- Exercise requirements:
Transcribe the lines below verbatim, skipping the images.
*** Data shown ***
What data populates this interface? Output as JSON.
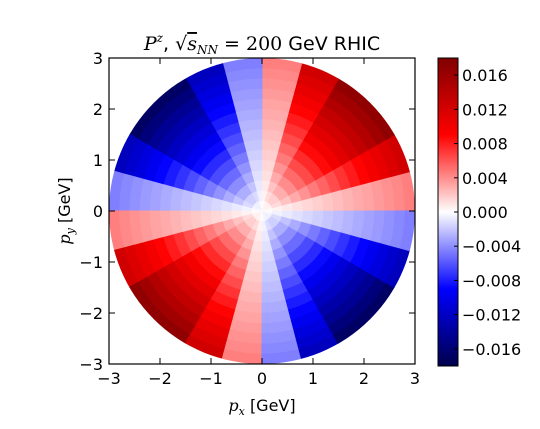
{
  "chart_data": {
    "type": "heatmap",
    "title": "P^z, √s_NN = 200 GeV RHIC",
    "title_parts": {
      "symbol": "P",
      "superscript": "z",
      "sqrt_label": "s",
      "sqrt_sub": "NN",
      "equals_value": "= 200",
      "suffix": "GeV RHIC"
    },
    "xlabel": {
      "symbol": "p",
      "sub": "x",
      "unit": "[GeV]"
    },
    "ylabel": {
      "symbol": "p",
      "sub": "y",
      "unit": "[GeV]"
    },
    "xlim": [
      -3,
      3
    ],
    "ylim": [
      -3,
      3
    ],
    "xticks": [
      -3,
      -2,
      -1,
      0,
      1,
      2,
      3
    ],
    "yticks": [
      -3,
      -2,
      -1,
      0,
      1,
      2,
      3
    ],
    "xtick_labels": [
      "−3",
      "−2",
      "−1",
      "0",
      "1",
      "2",
      "3"
    ],
    "ytick_labels": [
      "−3",
      "−2",
      "−1",
      "0",
      "1",
      "2",
      "3"
    ],
    "domain": {
      "shape": "disk",
      "radius_max": 3.0
    },
    "pattern": {
      "form": "P0 * (pT / pTmax) * sin(2*phi)",
      "amplitude": 0.018
    },
    "colorbar": {
      "vmin": -0.018,
      "vmax": 0.018,
      "colormap": "seismic",
      "ticks": [
        0.016,
        0.012,
        0.008,
        0.004,
        0.0,
        -0.004,
        -0.008,
        -0.012,
        -0.016
      ],
      "tick_labels": [
        "0.016",
        "0.012",
        "0.008",
        "0.004",
        "0.000",
        "−0.004",
        "−0.008",
        "−0.012",
        "−0.016"
      ]
    },
    "colors": {
      "negative_end": "#00004c",
      "mid_blue": "#0000ff",
      "zero": "#ffffff",
      "mid_red": "#ff0000",
      "positive_end": "#800000"
    },
    "grid": false
  }
}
***
- Task output:
What data populates this interface? Output as JSON.
{
  "chart_data": {
    "type": "heatmap",
    "title": "P^z, √s_NN = 200 GeV RHIC",
    "title_parts": {
      "symbol": "P",
      "superscript": "z",
      "sqrt_label": "s",
      "sqrt_sub": "NN",
      "equals_value": "= 200",
      "suffix": "GeV RHIC"
    },
    "xlabel": {
      "symbol": "p",
      "sub": "x",
      "unit": "[GeV]"
    },
    "ylabel": {
      "symbol": "p",
      "sub": "y",
      "unit": "[GeV]"
    },
    "xlim": [
      -3,
      3
    ],
    "ylim": [
      -3,
      3
    ],
    "xticks": [
      -3,
      -2,
      -1,
      0,
      1,
      2,
      3
    ],
    "yticks": [
      -3,
      -2,
      -1,
      0,
      1,
      2,
      3
    ],
    "xtick_labels": [
      "−3",
      "−2",
      "−1",
      "0",
      "1",
      "2",
      "3"
    ],
    "ytick_labels": [
      "−3",
      "−2",
      "−1",
      "0",
      "1",
      "2",
      "3"
    ],
    "domain": {
      "shape": "disk",
      "radius_max": 3.0
    },
    "pattern": {
      "form": "P0 * (pT / pTmax) * sin(2*phi)",
      "amplitude": 0.018
    },
    "colorbar": {
      "vmin": -0.018,
      "vmax": 0.018,
      "colormap": "seismic",
      "ticks": [
        0.016,
        0.012,
        0.008,
        0.004,
        0.0,
        -0.004,
        -0.008,
        -0.012,
        -0.016
      ],
      "tick_labels": [
        "0.016",
        "0.012",
        "0.008",
        "0.004",
        "0.000",
        "−0.004",
        "−0.008",
        "−0.012",
        "−0.016"
      ]
    },
    "colors": {
      "negative_end": "#00004c",
      "mid_blue": "#0000ff",
      "zero": "#ffffff",
      "mid_red": "#ff0000",
      "positive_end": "#800000"
    },
    "grid": false
  }
}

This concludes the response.